→ **Problem description**:
In your copy, repeat the records exactly and leave out the pictures.

####################

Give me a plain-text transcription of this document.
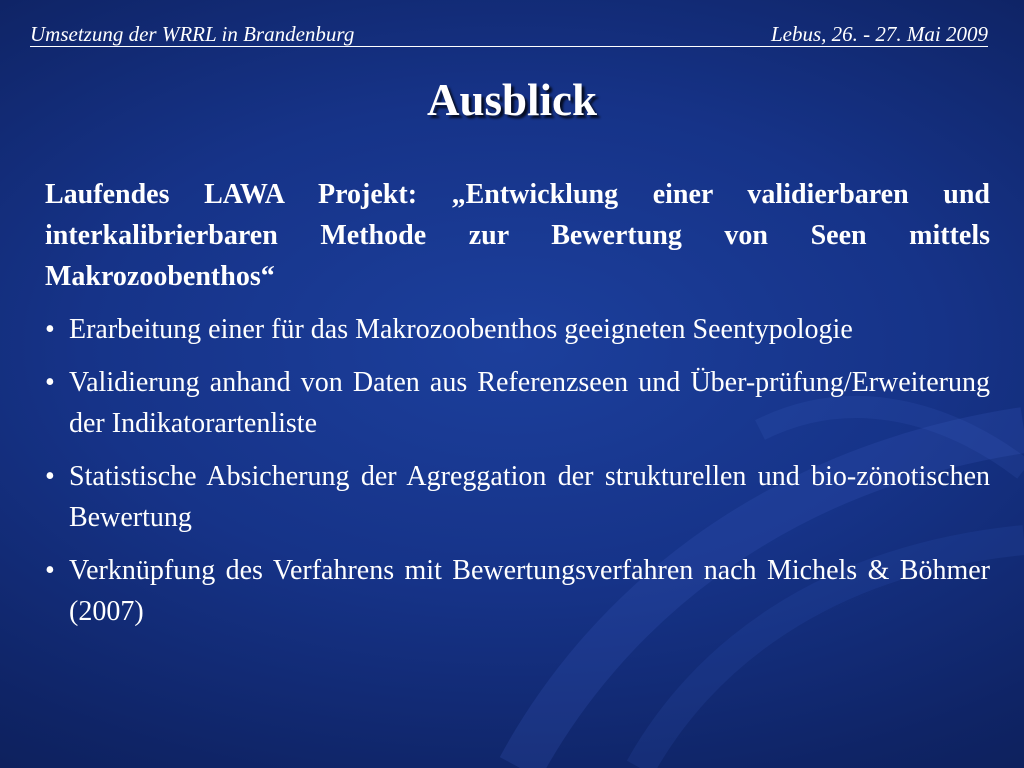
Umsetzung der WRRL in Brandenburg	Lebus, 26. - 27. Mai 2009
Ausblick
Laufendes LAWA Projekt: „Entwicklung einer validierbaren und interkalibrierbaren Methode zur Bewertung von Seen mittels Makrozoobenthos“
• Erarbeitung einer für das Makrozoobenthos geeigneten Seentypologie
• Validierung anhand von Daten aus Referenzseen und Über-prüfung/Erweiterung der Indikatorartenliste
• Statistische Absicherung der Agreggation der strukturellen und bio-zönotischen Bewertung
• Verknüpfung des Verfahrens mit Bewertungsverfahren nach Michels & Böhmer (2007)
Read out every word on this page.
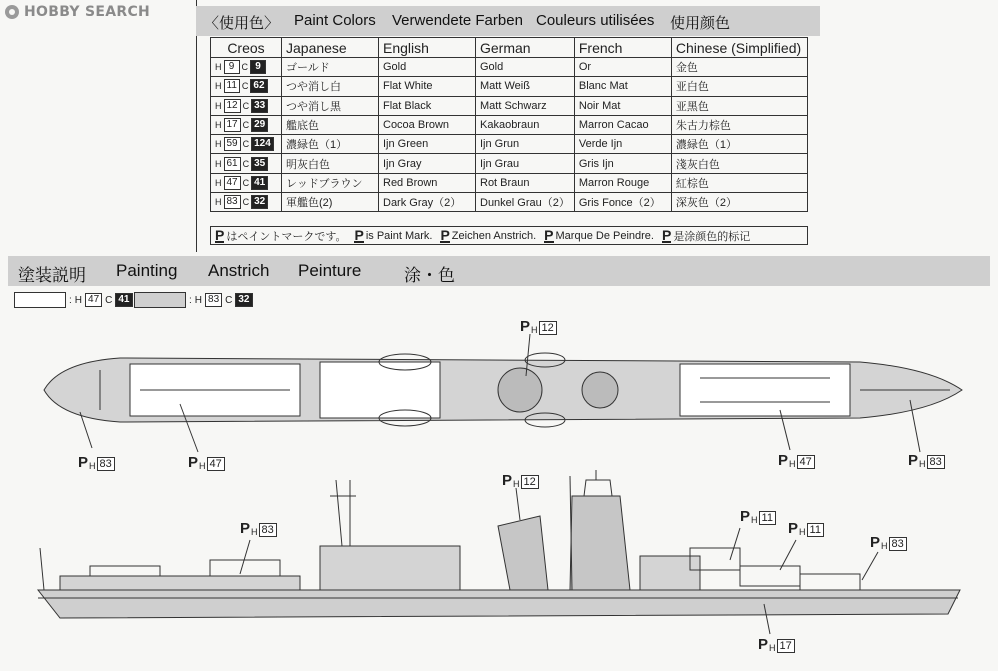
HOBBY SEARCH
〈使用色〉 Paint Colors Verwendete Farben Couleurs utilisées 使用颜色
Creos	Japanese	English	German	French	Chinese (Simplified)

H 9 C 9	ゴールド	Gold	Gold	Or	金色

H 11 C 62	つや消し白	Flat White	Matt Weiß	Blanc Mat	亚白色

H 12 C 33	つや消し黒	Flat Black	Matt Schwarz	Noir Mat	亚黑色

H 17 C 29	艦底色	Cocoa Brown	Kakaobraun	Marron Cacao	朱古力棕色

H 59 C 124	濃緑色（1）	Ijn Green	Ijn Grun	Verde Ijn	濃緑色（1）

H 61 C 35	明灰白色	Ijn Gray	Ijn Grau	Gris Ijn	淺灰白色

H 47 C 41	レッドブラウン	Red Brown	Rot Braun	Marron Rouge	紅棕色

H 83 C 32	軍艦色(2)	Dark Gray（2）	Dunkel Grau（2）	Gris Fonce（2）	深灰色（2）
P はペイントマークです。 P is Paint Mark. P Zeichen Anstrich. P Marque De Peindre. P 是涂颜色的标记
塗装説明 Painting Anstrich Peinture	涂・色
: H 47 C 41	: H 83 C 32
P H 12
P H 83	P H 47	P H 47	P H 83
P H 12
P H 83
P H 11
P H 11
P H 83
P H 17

####################

→ **Task response**:
Give me a plain-text transcription of this document.
Umsetzung der WRRL in Brandenburg	Lebus, 26. - 27. Mai 2009
Ausblick
Laufendes LAWA Projekt: „Entwicklung einer validierbaren und interkalibrierbaren Methode zur Bewertung von Seen mittels Makrozoobenthos“
• Erarbeitung einer für das Makrozoobenthos geeigneten Seentypologie
• Validierung anhand von Daten aus Referenzseen und Über-prüfung/Erweiterung der Indikatorartenliste
• Statistische Absicherung der Agreggation der strukturellen und bio-zönotischen Bewertung
• Verknüpfung des Verfahrens mit Bewertungsverfahren nach Michels & Böhmer (2007)
Read out every word on this page.
HOBBY SEARCH
〈使用色〉 Paint Colors Verwendete Farben Couleurs utilisées 使用颜色
Creos	Japanese	English	German	French	Chinese (Simplified)

H 9 C 9	ゴールド	Gold	Gold	Or	金色

H 11 C 62	つや消し白	Flat White	Matt Weiß	Blanc Mat	亚白色

H 12 C 33	つや消し黒	Flat Black	Matt Schwarz	Noir Mat	亚黑色

H 17 C 29	艦底色	Cocoa Brown	Kakaobraun	Marron Cacao	朱古力棕色

H 59 C 124	濃緑色（1）	Ijn Green	Ijn Grun	Verde Ijn	濃緑色（1）

H 61 C 35	明灰白色	Ijn Gray	Ijn Grau	Gris Ijn	淺灰白色

H 47 C 41	レッドブラウン	Red Brown	Rot Braun	Marron Rouge	紅棕色

H 83 C 32	軍艦色(2)	Dark Gray（2）	Dunkel Grau（2）	Gris Fonce（2）	深灰色（2）
P はペイントマークです。 P is Paint Mark. P Zeichen Anstrich. P Marque De Peindre. P 是涂颜色的标记
塗装説明 Painting Anstrich Peinture	涂・色
: H 47 C 41	: H 83 C 32
P H 12
P H 83	P H 47	P H 47	P H 83
P H 12
P H 83
P H 11
P H 11
P H 83
P H 17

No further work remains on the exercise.